= PROBLEM REQUIREMENTS =
Reproduce the material in full, exactly as written.

= GIVEN RECORDS =
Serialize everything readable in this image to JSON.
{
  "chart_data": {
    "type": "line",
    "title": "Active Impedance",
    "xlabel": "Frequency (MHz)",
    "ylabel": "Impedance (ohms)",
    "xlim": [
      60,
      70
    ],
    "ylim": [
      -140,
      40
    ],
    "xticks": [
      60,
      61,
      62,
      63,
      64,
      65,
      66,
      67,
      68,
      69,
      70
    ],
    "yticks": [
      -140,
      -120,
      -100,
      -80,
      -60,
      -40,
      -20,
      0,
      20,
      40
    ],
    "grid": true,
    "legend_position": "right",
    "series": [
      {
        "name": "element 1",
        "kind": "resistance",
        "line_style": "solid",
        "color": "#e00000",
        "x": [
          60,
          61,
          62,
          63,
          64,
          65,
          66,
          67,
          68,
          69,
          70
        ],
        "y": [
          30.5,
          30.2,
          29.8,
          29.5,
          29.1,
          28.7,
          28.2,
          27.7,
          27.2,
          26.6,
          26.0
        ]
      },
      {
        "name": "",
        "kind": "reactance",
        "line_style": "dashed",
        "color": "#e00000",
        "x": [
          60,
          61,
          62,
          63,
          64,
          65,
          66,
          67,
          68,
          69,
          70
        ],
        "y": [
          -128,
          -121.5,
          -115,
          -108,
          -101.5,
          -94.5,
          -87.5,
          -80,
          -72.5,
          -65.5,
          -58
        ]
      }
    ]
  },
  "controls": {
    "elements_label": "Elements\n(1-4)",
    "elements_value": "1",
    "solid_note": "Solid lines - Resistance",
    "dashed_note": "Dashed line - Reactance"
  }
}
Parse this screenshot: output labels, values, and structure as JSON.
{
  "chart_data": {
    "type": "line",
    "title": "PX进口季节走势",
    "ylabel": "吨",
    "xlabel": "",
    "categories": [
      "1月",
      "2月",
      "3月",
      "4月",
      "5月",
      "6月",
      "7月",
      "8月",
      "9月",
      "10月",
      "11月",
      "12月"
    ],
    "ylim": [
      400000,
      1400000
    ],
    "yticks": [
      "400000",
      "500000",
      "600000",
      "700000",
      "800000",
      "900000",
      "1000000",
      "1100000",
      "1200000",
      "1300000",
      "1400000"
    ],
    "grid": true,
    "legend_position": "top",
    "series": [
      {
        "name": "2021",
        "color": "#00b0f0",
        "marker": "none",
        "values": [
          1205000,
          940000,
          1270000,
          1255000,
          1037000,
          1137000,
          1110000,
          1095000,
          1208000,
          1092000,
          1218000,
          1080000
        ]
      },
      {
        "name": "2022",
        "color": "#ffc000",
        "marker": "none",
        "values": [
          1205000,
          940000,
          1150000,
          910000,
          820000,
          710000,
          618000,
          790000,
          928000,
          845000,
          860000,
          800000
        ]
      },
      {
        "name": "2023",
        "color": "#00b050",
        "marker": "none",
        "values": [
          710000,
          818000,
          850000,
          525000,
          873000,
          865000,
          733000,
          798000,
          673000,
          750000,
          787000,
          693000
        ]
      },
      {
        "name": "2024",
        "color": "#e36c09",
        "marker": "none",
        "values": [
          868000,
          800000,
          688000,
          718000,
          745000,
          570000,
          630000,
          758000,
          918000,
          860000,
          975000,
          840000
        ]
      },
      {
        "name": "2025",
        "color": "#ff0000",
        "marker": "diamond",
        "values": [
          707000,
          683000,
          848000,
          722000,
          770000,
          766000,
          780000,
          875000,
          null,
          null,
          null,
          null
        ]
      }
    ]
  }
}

= RESPONSE TO THE EXERCISE =
Serialize everything readable in this image to JSON.
{
  "chart_data": {
    "type": "line",
    "title": "Active Impedance",
    "xlabel": "Frequency (MHz)",
    "ylabel": "Impedance (ohms)",
    "xlim": [
      60,
      70
    ],
    "ylim": [
      -140,
      40
    ],
    "xticks": [
      60,
      61,
      62,
      63,
      64,
      65,
      66,
      67,
      68,
      69,
      70
    ],
    "yticks": [
      -140,
      -120,
      -100,
      -80,
      -60,
      -40,
      -20,
      0,
      20,
      40
    ],
    "grid": true,
    "legend_position": "right",
    "series": [
      {
        "name": "element 1",
        "kind": "resistance",
        "line_style": "solid",
        "color": "#e00000",
        "x": [
          60,
          61,
          62,
          63,
          64,
          65,
          66,
          67,
          68,
          69,
          70
        ],
        "y": [
          30.5,
          30.2,
          29.8,
          29.5,
          29.1,
          28.7,
          28.2,
          27.7,
          27.2,
          26.6,
          26.0
        ]
      },
      {
        "name": "",
        "kind": "reactance",
        "line_style": "dashed",
        "color": "#e00000",
        "x": [
          60,
          61,
          62,
          63,
          64,
          65,
          66,
          67,
          68,
          69,
          70
        ],
        "y": [
          -128,
          -121.5,
          -115,
          -108,
          -101.5,
          -94.5,
          -87.5,
          -80,
          -72.5,
          -65.5,
          -58
        ]
      }
    ]
  },
  "controls": {
    "elements_label": "Elements\n(1-4)",
    "elements_value": "1",
    "solid_note": "Solid lines - Resistance",
    "dashed_note": "Dashed line - Reactance"
  }
}
Parse this screenshot: output labels, values, and structure as JSON.
{
  "chart_data": {
    "type": "line",
    "title": "PX进口季节走势",
    "ylabel": "吨",
    "xlabel": "",
    "categories": [
      "1月",
      "2月",
      "3月",
      "4月",
      "5月",
      "6月",
      "7月",
      "8月",
      "9月",
      "10月",
      "11月",
      "12月"
    ],
    "ylim": [
      400000,
      1400000
    ],
    "yticks": [
      "400000",
      "500000",
      "600000",
      "700000",
      "800000",
      "900000",
      "1000000",
      "1100000",
      "1200000",
      "1300000",
      "1400000"
    ],
    "grid": true,
    "legend_position": "top",
    "series": [
      {
        "name": "2021",
        "color": "#00b0f0",
        "marker": "none",
        "values": [
          1205000,
          940000,
          1270000,
          1255000,
          1037000,
          1137000,
          1110000,
          1095000,
          1208000,
          1092000,
          1218000,
          1080000
        ]
      },
      {
        "name": "2022",
        "color": "#ffc000",
        "marker": "none",
        "values": [
          1205000,
          940000,
          1150000,
          910000,
          820000,
          710000,
          618000,
          790000,
          928000,
          845000,
          860000,
          800000
        ]
      },
      {
        "name": "2023",
        "color": "#00b050",
        "marker": "none",
        "values": [
          710000,
          818000,
          850000,
          525000,
          873000,
          865000,
          733000,
          798000,
          673000,
          750000,
          787000,
          693000
        ]
      },
      {
        "name": "2024",
        "color": "#e36c09",
        "marker": "none",
        "values": [
          868000,
          800000,
          688000,
          718000,
          745000,
          570000,
          630000,
          758000,
          918000,
          860000,
          975000,
          840000
        ]
      },
      {
        "name": "2025",
        "color": "#ff0000",
        "marker": "diamond",
        "values": [
          707000,
          683000,
          848000,
          722000,
          770000,
          766000,
          780000,
          875000,
          null,
          null,
          null,
          null
        ]
      }
    ]
  }
}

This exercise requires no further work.